-- START Given information --

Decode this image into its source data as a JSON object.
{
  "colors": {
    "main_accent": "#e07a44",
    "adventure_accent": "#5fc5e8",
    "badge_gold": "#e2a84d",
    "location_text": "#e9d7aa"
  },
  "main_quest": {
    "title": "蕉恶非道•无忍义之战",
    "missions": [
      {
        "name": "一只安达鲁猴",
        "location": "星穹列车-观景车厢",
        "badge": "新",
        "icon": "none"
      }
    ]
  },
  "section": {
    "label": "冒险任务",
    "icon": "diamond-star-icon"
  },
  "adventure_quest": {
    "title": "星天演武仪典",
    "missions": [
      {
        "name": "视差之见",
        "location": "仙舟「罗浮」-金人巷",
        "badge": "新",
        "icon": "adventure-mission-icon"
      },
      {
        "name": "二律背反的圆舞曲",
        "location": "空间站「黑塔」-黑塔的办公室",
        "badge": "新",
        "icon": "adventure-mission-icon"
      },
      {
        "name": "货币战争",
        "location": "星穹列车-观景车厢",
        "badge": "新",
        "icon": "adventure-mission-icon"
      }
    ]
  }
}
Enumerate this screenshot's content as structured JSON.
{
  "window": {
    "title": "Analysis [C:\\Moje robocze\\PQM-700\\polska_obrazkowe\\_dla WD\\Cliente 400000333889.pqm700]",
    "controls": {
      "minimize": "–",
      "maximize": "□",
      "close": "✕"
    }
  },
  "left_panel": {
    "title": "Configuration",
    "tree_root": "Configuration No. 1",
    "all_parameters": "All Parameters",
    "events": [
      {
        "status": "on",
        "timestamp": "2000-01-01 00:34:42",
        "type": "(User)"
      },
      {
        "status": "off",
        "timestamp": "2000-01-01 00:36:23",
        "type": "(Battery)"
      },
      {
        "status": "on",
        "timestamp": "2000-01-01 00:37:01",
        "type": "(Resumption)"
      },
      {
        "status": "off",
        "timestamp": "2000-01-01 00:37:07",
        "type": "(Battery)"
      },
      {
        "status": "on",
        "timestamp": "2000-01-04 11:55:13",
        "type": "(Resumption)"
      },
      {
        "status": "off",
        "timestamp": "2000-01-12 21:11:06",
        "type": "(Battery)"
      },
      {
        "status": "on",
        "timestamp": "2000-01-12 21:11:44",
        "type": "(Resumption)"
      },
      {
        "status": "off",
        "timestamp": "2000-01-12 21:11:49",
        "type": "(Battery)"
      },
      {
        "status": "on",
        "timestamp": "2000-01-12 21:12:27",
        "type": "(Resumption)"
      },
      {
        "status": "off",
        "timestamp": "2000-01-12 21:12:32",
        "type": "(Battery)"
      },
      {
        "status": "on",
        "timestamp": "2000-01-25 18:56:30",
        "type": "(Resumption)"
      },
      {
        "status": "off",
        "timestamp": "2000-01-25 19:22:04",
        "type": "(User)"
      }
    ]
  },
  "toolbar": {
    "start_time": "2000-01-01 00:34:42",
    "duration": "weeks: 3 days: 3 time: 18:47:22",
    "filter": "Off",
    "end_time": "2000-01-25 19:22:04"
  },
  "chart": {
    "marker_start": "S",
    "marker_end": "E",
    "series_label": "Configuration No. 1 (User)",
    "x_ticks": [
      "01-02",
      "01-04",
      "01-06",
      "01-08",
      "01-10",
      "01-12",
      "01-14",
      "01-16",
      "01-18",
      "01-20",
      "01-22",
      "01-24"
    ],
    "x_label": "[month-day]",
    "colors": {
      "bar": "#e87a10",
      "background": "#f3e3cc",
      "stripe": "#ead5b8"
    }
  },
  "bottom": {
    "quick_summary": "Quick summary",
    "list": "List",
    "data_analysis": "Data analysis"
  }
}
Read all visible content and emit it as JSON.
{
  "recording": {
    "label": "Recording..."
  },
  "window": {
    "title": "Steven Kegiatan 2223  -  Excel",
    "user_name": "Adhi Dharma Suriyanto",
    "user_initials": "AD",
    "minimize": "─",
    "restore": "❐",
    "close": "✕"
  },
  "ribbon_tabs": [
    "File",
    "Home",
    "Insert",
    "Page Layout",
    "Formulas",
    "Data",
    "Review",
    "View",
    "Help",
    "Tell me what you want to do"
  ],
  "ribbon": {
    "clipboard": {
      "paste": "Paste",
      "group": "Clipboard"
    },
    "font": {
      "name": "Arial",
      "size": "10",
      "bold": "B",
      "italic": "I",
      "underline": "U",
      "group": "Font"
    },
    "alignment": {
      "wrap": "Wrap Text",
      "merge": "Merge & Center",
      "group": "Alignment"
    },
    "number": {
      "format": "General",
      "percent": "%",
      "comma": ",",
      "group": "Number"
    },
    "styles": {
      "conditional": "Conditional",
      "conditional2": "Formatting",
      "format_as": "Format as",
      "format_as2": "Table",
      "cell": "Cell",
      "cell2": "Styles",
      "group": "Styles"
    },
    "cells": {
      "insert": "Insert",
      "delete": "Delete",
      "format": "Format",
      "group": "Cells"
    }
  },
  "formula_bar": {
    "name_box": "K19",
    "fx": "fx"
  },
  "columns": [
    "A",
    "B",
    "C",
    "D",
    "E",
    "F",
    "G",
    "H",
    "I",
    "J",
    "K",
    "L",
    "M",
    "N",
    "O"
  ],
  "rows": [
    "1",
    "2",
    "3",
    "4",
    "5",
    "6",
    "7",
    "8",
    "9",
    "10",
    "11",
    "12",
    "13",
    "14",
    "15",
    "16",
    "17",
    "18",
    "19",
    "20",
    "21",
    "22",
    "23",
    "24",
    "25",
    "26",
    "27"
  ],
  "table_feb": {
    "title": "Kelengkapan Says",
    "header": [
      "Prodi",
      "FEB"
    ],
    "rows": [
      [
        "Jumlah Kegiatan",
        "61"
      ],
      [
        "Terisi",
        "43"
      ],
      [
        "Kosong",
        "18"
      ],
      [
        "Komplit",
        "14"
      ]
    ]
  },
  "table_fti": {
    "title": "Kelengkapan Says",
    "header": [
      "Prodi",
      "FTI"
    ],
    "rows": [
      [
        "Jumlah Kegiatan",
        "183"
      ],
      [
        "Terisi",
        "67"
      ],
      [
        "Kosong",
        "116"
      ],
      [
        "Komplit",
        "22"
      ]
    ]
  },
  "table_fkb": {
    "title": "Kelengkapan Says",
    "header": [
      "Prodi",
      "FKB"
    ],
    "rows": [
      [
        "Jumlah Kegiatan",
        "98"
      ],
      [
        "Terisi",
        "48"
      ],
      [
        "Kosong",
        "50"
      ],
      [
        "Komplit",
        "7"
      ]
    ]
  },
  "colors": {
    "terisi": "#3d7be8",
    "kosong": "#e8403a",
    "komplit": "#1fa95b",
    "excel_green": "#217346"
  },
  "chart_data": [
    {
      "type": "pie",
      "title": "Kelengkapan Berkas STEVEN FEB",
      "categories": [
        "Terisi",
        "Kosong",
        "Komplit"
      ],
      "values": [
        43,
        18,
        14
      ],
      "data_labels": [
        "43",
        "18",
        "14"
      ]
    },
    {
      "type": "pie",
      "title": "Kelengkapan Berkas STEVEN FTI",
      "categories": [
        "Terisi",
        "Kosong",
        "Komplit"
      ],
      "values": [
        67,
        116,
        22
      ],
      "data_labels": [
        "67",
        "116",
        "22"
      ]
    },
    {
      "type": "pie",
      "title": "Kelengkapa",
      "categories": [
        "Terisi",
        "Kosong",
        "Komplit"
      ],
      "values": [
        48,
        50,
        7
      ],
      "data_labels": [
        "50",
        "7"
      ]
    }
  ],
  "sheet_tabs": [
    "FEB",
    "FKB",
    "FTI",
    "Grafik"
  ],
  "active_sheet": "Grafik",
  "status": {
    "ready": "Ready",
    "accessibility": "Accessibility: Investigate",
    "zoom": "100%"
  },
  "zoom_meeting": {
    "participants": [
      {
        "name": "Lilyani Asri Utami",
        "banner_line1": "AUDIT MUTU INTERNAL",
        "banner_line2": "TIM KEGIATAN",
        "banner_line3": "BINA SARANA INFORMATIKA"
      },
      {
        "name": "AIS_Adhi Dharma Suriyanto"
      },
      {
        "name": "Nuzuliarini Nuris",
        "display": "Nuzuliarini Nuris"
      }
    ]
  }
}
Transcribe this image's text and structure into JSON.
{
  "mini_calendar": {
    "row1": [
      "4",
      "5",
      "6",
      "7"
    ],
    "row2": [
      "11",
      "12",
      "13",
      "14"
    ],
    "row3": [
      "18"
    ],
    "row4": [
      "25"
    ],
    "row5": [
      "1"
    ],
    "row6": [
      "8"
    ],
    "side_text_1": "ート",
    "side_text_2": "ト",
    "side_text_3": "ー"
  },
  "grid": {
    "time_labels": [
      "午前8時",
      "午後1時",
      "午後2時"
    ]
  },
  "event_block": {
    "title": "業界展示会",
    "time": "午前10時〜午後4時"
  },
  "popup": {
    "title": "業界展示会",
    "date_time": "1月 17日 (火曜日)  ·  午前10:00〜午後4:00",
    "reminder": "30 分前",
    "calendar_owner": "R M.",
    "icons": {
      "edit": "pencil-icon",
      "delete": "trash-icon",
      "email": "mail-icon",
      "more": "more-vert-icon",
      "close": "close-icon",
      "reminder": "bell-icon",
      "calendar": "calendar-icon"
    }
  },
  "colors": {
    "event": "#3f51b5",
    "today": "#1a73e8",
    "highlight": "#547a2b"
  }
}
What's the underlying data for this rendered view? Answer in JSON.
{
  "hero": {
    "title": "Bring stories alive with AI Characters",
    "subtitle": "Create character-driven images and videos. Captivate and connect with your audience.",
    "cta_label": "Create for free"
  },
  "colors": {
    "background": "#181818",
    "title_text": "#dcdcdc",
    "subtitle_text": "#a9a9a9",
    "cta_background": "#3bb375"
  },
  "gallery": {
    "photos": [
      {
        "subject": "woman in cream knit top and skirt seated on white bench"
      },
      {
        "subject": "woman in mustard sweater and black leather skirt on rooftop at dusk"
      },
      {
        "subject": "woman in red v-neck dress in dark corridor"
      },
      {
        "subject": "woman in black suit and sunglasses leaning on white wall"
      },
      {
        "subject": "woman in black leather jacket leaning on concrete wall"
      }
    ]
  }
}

-- END Given information --

From the entries above, copy every line containing the word "skirt".

--- Exercise response ---
        "subject": "woman in cream knit top and skirt seated on white bench"
        "subject": "woman in mustard sweater and black leather skirt on rooftop at dusk"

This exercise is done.